WHAT THE EXERCISE ASKS: Where a line contains the word "alias", copy that line.

<<<<

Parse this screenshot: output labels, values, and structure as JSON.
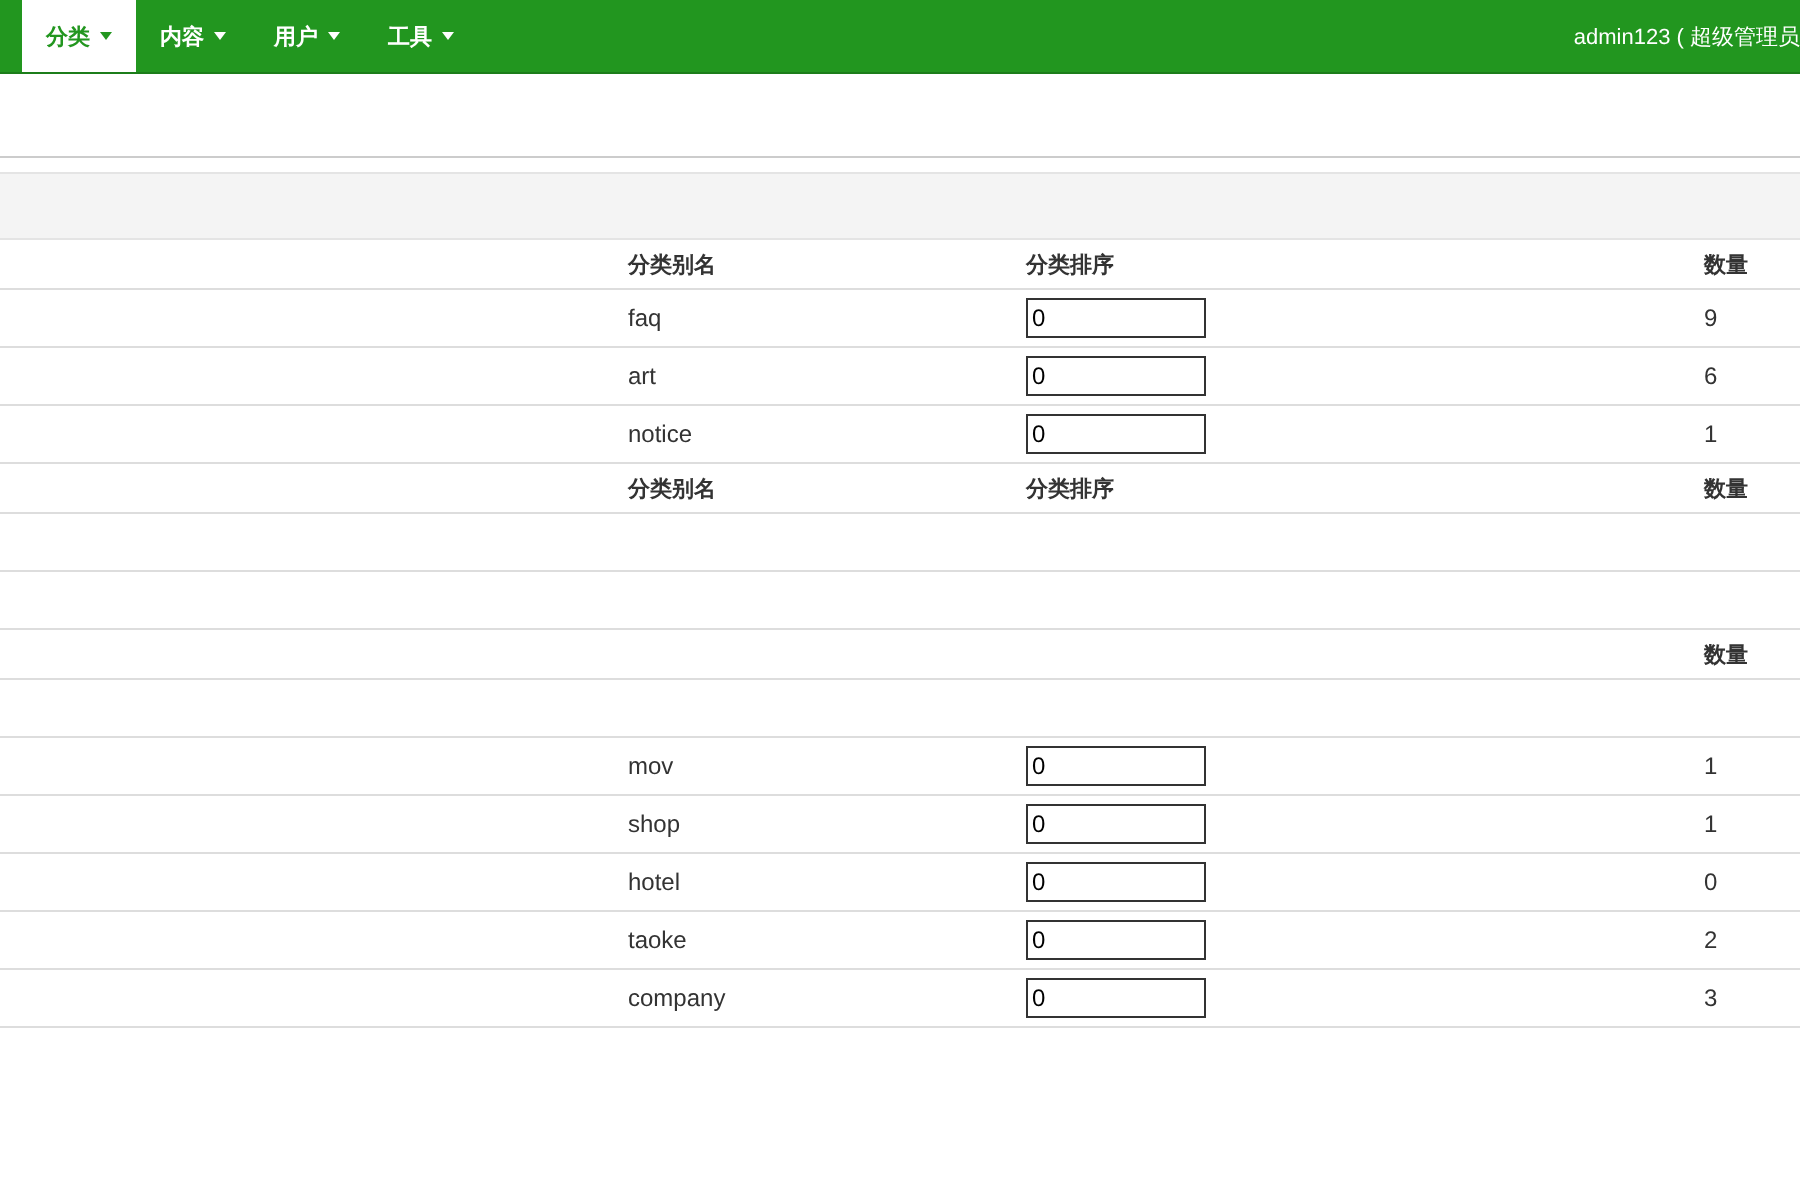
{
  "navbar": {
    "items": [
      {
        "label": "分类",
        "selected": true
      },
      {
        "label": "内容",
        "selected": false
      },
      {
        "label": "用户",
        "selected": false
      },
      {
        "label": "工具",
        "selected": false
      }
    ],
    "user": "admin123 ( 超级管理员"
  },
  "sections": [
    {
      "header": {
        "alias": "分类别名",
        "sort": "分类排序",
        "count": "数量"
      },
      "rows": [
        {
          "kind": "item",
          "alias": "faq",
          "sort_value": "0",
          "count": "9"
        },
        {
          "kind": "item",
          "alias": "art",
          "sort_value": "0",
          "count": "6"
        },
        {
          "kind": "item",
          "alias": "notice",
          "sort_value": "0",
          "count": "1"
        }
      ]
    },
    {
      "header": {
        "alias": "分类别名",
        "sort": "分类排序",
        "count": "数量"
      },
      "rows": [
        {
          "kind": "blank"
        },
        {
          "kind": "blank"
        }
      ]
    },
    {
      "header": {
        "count": "数量"
      },
      "rows": [
        {
          "kind": "blank"
        },
        {
          "kind": "item",
          "alias": "mov",
          "sort_value": "0",
          "count": "1"
        },
        {
          "kind": "item",
          "alias": "shop",
          "sort_value": "0",
          "count": "1"
        },
        {
          "kind": "item",
          "alias": "hotel",
          "sort_value": "0",
          "count": "0"
        },
        {
          "kind": "item",
          "alias": "taoke",
          "sort_value": "0",
          "count": "2"
        },
        {
          "kind": "item",
          "alias": "company",
          "sort_value": "0",
          "count": "3"
        }
      ]
    }
  ]
}
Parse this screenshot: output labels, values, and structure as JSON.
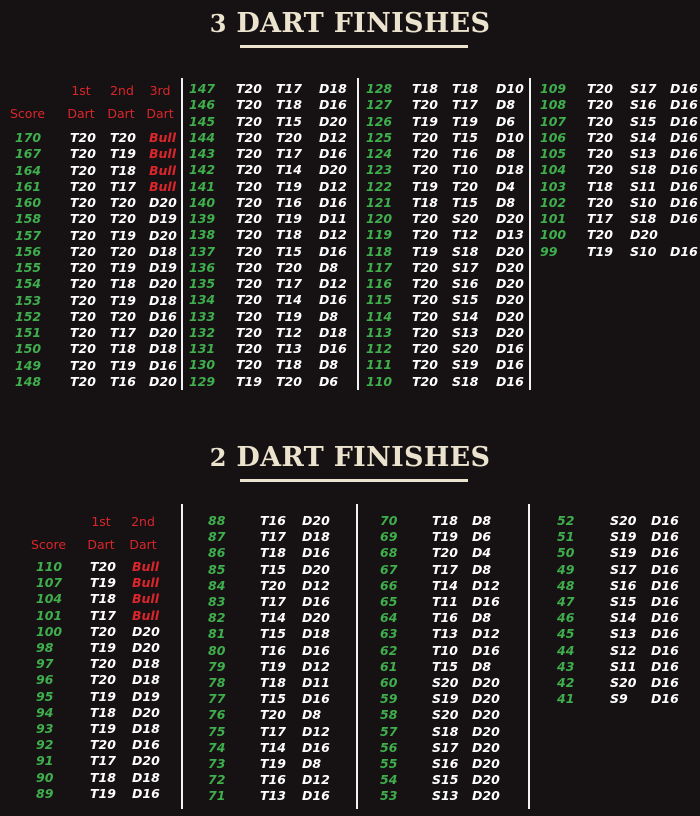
{
  "three_dart": {
    "title_num": "3",
    "title_text": "DART FINISHES",
    "headers": {
      "score": "Score",
      "first_top": "1st",
      "second_top": "2nd",
      "third_top": "3rd",
      "dart": "Dart"
    },
    "columns": [
      [
        [
          "170",
          "T20",
          "T20",
          "Bull"
        ],
        [
          "167",
          "T20",
          "T19",
          "Bull"
        ],
        [
          "164",
          "T20",
          "T18",
          "Bull"
        ],
        [
          "161",
          "T20",
          "T17",
          "Bull"
        ],
        [
          "160",
          "T20",
          "T20",
          "D20"
        ],
        [
          "158",
          "T20",
          "T20",
          "D19"
        ],
        [
          "157",
          "T20",
          "T19",
          "D20"
        ],
        [
          "156",
          "T20",
          "T20",
          "D18"
        ],
        [
          "155",
          "T20",
          "T19",
          "D19"
        ],
        [
          "154",
          "T20",
          "T18",
          "D20"
        ],
        [
          "153",
          "T20",
          "T19",
          "D18"
        ],
        [
          "152",
          "T20",
          "T20",
          "D16"
        ],
        [
          "151",
          "T20",
          "T17",
          "D20"
        ],
        [
          "150",
          "T20",
          "T18",
          "D18"
        ],
        [
          "149",
          "T20",
          "T19",
          "D16"
        ],
        [
          "148",
          "T20",
          "T16",
          "D20"
        ]
      ],
      [
        [
          "147",
          "T20",
          "T17",
          "D18"
        ],
        [
          "146",
          "T20",
          "T18",
          "D16"
        ],
        [
          "145",
          "T20",
          "T15",
          "D20"
        ],
        [
          "144",
          "T20",
          "T20",
          "D12"
        ],
        [
          "143",
          "T20",
          "T17",
          "D16"
        ],
        [
          "142",
          "T20",
          "T14",
          "D20"
        ],
        [
          "141",
          "T20",
          "T19",
          "D12"
        ],
        [
          "140",
          "T20",
          "T16",
          "D16"
        ],
        [
          "139",
          "T20",
          "T19",
          "D11"
        ],
        [
          "138",
          "T20",
          "T18",
          "D12"
        ],
        [
          "137",
          "T20",
          "T15",
          "D16"
        ],
        [
          "136",
          "T20",
          "T20",
          "D8"
        ],
        [
          "135",
          "T20",
          "T17",
          "D12"
        ],
        [
          "134",
          "T20",
          "T14",
          "D16"
        ],
        [
          "133",
          "T20",
          "T19",
          "D8"
        ],
        [
          "132",
          "T20",
          "T12",
          "D18"
        ],
        [
          "131",
          "T20",
          "T13",
          "D16"
        ],
        [
          "130",
          "T20",
          "T18",
          "D8"
        ],
        [
          "129",
          "T19",
          "T20",
          "D6"
        ]
      ],
      [
        [
          "128",
          "T18",
          "T18",
          "D10"
        ],
        [
          "127",
          "T20",
          "T17",
          "D8"
        ],
        [
          "126",
          "T19",
          "T19",
          "D6"
        ],
        [
          "125",
          "T20",
          "T15",
          "D10"
        ],
        [
          "124",
          "T20",
          "T16",
          "D8"
        ],
        [
          "123",
          "T20",
          "T10",
          "D18"
        ],
        [
          "122",
          "T19",
          "T20",
          "D4"
        ],
        [
          "121",
          "T18",
          "T15",
          "D8"
        ],
        [
          "120",
          "T20",
          "S20",
          "D20"
        ],
        [
          "119",
          "T20",
          "T12",
          "D13"
        ],
        [
          "118",
          "T19",
          "S18",
          "D20"
        ],
        [
          "117",
          "T20",
          "S17",
          "D20"
        ],
        [
          "116",
          "T20",
          "S16",
          "D20"
        ],
        [
          "115",
          "T20",
          "S15",
          "D20"
        ],
        [
          "114",
          "T20",
          "S14",
          "D20"
        ],
        [
          "113",
          "T20",
          "S13",
          "D20"
        ],
        [
          "112",
          "T20",
          "S20",
          "D16"
        ],
        [
          "111",
          "T20",
          "S19",
          "D16"
        ],
        [
          "110",
          "T20",
          "S18",
          "D16"
        ]
      ],
      [
        [
          "109",
          "T20",
          "S17",
          "D16"
        ],
        [
          "108",
          "T20",
          "S16",
          "D16"
        ],
        [
          "107",
          "T20",
          "S15",
          "D16"
        ],
        [
          "106",
          "T20",
          "S14",
          "D16"
        ],
        [
          "105",
          "T20",
          "S13",
          "D16"
        ],
        [
          "104",
          "T20",
          "S18",
          "D16"
        ],
        [
          "103",
          "T18",
          "S11",
          "D16"
        ],
        [
          "102",
          "T20",
          "S10",
          "D16"
        ],
        [
          "101",
          "T17",
          "S18",
          "D16"
        ],
        [
          "100",
          "T20",
          "D20",
          ""
        ],
        [
          "99",
          "T19",
          "S10",
          "D16"
        ]
      ]
    ]
  },
  "two_dart": {
    "title_num": "2",
    "title_text": "DART FINISHES",
    "headers": {
      "score": "Score",
      "first_top": "1st",
      "second_top": "2nd",
      "dart": "Dart"
    },
    "columns": [
      [
        [
          "110",
          "T20",
          "Bull"
        ],
        [
          "107",
          "T19",
          "Bull"
        ],
        [
          "104",
          "T18",
          "Bull"
        ],
        [
          "101",
          "T17",
          "Bull"
        ],
        [
          "100",
          "T20",
          "D20"
        ],
        [
          "98",
          "T19",
          "D20"
        ],
        [
          "97",
          "T20",
          "D18"
        ],
        [
          "96",
          "T20",
          "D18"
        ],
        [
          "95",
          "T19",
          "D19"
        ],
        [
          "94",
          "T18",
          "D20"
        ],
        [
          "93",
          "T19",
          "D18"
        ],
        [
          "92",
          "T20",
          "D16"
        ],
        [
          "91",
          "T17",
          "D20"
        ],
        [
          "90",
          "T18",
          "D18"
        ],
        [
          "89",
          "T19",
          "D16"
        ]
      ],
      [
        [
          "88",
          "T16",
          "D20"
        ],
        [
          "87",
          "T17",
          "D18"
        ],
        [
          "86",
          "T18",
          "D16"
        ],
        [
          "85",
          "T15",
          "D20"
        ],
        [
          "84",
          "T20",
          "D12"
        ],
        [
          "83",
          "T17",
          "D16"
        ],
        [
          "82",
          "T14",
          "D20"
        ],
        [
          "81",
          "T15",
          "D18"
        ],
        [
          "80",
          "T16",
          "D16"
        ],
        [
          "79",
          "T19",
          "D12"
        ],
        [
          "78",
          "T18",
          "D11"
        ],
        [
          "77",
          "T15",
          "D16"
        ],
        [
          "76",
          "T20",
          "D8"
        ],
        [
          "75",
          "T17",
          "D12"
        ],
        [
          "74",
          "T14",
          "D16"
        ],
        [
          "73",
          "T19",
          "D8"
        ],
        [
          "72",
          "T16",
          "D12"
        ],
        [
          "71",
          "T13",
          "D16"
        ]
      ],
      [
        [
          "70",
          "T18",
          "D8"
        ],
        [
          "69",
          "T19",
          "D6"
        ],
        [
          "68",
          "T20",
          "D4"
        ],
        [
          "67",
          "T17",
          "D8"
        ],
        [
          "66",
          "T14",
          "D12"
        ],
        [
          "65",
          "T11",
          "D16"
        ],
        [
          "64",
          "T16",
          "D8"
        ],
        [
          "63",
          "T13",
          "D12"
        ],
        [
          "62",
          "T10",
          "D16"
        ],
        [
          "61",
          "T15",
          "D8"
        ],
        [
          "60",
          "S20",
          "D20"
        ],
        [
          "59",
          "S19",
          "D20"
        ],
        [
          "58",
          "S20",
          "D20"
        ],
        [
          "57",
          "S18",
          "D20"
        ],
        [
          "56",
          "S17",
          "D20"
        ],
        [
          "55",
          "S16",
          "D20"
        ],
        [
          "54",
          "S15",
          "D20"
        ],
        [
          "53",
          "S13",
          "D20"
        ]
      ],
      [
        [
          "52",
          "S20",
          "D16"
        ],
        [
          "51",
          "S19",
          "D16"
        ],
        [
          "50",
          "S19",
          "D16"
        ],
        [
          "49",
          "S17",
          "D16"
        ],
        [
          "48",
          "S16",
          "D16"
        ],
        [
          "47",
          "S15",
          "D16"
        ],
        [
          "46",
          "S14",
          "D16"
        ],
        [
          "45",
          "S13",
          "D16"
        ],
        [
          "44",
          "S12",
          "D16"
        ],
        [
          "43",
          "S11",
          "D16"
        ],
        [
          "42",
          "S20",
          "D16"
        ],
        [
          "41",
          "S9",
          "D16"
        ]
      ]
    ]
  },
  "colors": {
    "background": "#161113",
    "title": "#ece3cf",
    "score": "#3fae4c",
    "bull": "#d9262b",
    "text": "#ffffff"
  }
}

>>>>

ANSWER TO THIS PROBLEM:
        "alias": "分类别名",
          "alias": "faq",
          "alias": "art",
          "alias": "notice",
        "alias": "分类别名",
          "alias": "mov",
          "alias": "shop",
          "alias": "hotel",
          "alias": "taoke",
          "alias": "company",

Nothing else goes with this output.